◆ **Job**
Extract each line where the string "text" shows up.
=======
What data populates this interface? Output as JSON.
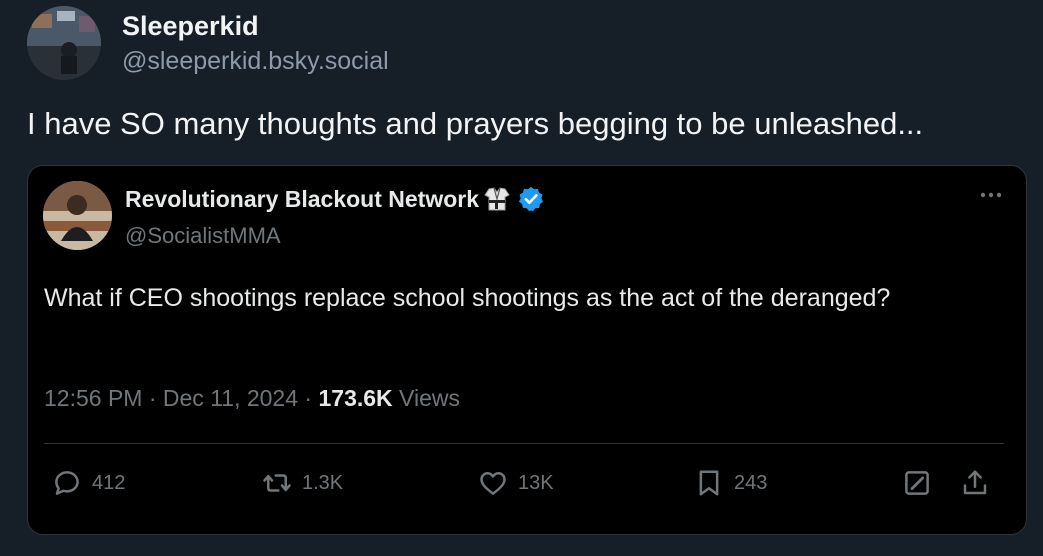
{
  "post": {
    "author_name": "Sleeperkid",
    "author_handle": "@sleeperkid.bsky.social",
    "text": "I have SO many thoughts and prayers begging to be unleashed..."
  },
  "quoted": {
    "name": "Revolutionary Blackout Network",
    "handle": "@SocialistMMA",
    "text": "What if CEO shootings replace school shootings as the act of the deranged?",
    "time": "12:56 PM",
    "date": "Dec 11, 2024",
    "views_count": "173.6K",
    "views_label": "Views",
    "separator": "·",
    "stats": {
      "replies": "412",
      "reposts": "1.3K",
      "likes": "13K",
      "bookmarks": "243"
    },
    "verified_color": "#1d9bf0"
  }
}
=======
◆ **In response**
    "text": "I have SO many thoughts and prayers begging to be unleashed..."
    "text": "What if CEO shootings replace school shootings as the act of the deranged?",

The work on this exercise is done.